§ What to work on:
Please print every record below exactly as it appears.

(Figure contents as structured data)
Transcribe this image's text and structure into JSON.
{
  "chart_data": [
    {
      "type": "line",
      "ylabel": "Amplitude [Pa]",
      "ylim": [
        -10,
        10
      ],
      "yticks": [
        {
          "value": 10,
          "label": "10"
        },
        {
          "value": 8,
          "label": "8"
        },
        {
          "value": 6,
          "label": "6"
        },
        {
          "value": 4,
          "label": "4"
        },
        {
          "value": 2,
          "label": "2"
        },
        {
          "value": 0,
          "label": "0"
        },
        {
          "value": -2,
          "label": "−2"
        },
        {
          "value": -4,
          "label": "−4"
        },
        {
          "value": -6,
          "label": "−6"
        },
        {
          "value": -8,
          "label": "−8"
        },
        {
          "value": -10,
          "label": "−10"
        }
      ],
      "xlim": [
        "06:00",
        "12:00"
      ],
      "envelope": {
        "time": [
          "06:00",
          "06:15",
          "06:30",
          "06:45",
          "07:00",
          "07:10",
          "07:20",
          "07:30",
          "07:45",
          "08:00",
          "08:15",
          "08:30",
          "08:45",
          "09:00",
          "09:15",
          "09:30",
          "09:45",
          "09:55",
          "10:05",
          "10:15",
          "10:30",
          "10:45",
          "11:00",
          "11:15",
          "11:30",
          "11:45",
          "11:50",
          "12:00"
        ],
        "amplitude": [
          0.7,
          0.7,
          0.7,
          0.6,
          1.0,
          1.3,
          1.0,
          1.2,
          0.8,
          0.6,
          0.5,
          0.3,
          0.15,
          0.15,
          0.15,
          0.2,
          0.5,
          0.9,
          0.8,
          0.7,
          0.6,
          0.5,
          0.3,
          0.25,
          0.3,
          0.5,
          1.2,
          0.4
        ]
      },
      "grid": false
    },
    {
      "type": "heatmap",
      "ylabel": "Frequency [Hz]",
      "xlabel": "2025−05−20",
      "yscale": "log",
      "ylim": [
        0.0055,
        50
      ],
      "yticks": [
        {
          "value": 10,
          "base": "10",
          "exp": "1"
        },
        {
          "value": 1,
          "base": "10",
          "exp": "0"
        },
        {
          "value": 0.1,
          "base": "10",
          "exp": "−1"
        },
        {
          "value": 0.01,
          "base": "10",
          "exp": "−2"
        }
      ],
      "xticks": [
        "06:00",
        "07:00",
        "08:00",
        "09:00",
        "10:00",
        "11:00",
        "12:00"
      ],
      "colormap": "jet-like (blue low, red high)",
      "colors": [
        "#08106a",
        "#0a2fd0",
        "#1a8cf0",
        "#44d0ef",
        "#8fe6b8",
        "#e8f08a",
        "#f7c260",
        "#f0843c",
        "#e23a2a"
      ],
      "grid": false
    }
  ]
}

§ Output for this task:
Transcribe this image's text and structure into JSON.
{
  "chart_data": [
    {
      "type": "line",
      "ylabel": "Amplitude [Pa]",
      "ylim": [
        -10,
        10
      ],
      "yticks": [
        {
          "value": 10,
          "label": "10"
        },
        {
          "value": 8,
          "label": "8"
        },
        {
          "value": 6,
          "label": "6"
        },
        {
          "value": 4,
          "label": "4"
        },
        {
          "value": 2,
          "label": "2"
        },
        {
          "value": 0,
          "label": "0"
        },
        {
          "value": -2,
          "label": "−2"
        },
        {
          "value": -4,
          "label": "−4"
        },
        {
          "value": -6,
          "label": "−6"
        },
        {
          "value": -8,
          "label": "−8"
        },
        {
          "value": -10,
          "label": "−10"
        }
      ],
      "xlim": [
        "06:00",
        "12:00"
      ],
      "envelope": {
        "time": [
          "06:00",
          "06:15",
          "06:30",
          "06:45",
          "07:00",
          "07:10",
          "07:20",
          "07:30",
          "07:45",
          "08:00",
          "08:15",
          "08:30",
          "08:45",
          "09:00",
          "09:15",
          "09:30",
          "09:45",
          "09:55",
          "10:05",
          "10:15",
          "10:30",
          "10:45",
          "11:00",
          "11:15",
          "11:30",
          "11:45",
          "11:50",
          "12:00"
        ],
        "amplitude": [
          0.7,
          0.7,
          0.7,
          0.6,
          1.0,
          1.3,
          1.0,
          1.2,
          0.8,
          0.6,
          0.5,
          0.3,
          0.15,
          0.15,
          0.15,
          0.2,
          0.5,
          0.9,
          0.8,
          0.7,
          0.6,
          0.5,
          0.3,
          0.25,
          0.3,
          0.5,
          1.2,
          0.4
        ]
      },
      "grid": false
    },
    {
      "type": "heatmap",
      "ylabel": "Frequency [Hz]",
      "xlabel": "2025−05−20",
      "yscale": "log",
      "ylim": [
        0.0055,
        50
      ],
      "yticks": [
        {
          "value": 10,
          "base": "10",
          "exp": "1"
        },
        {
          "value": 1,
          "base": "10",
          "exp": "0"
        },
        {
          "value": 0.1,
          "base": "10",
          "exp": "−1"
        },
        {
          "value": 0.01,
          "base": "10",
          "exp": "−2"
        }
      ],
      "xticks": [
        "06:00",
        "07:00",
        "08:00",
        "09:00",
        "10:00",
        "11:00",
        "12:00"
      ],
      "colormap": "jet-like (blue low, red high)",
      "colors": [
        "#08106a",
        "#0a2fd0",
        "#1a8cf0",
        "#44d0ef",
        "#8fe6b8",
        "#e8f08a",
        "#f7c260",
        "#f0843c",
        "#e23a2a"
      ],
      "grid": false
    }
  ]
}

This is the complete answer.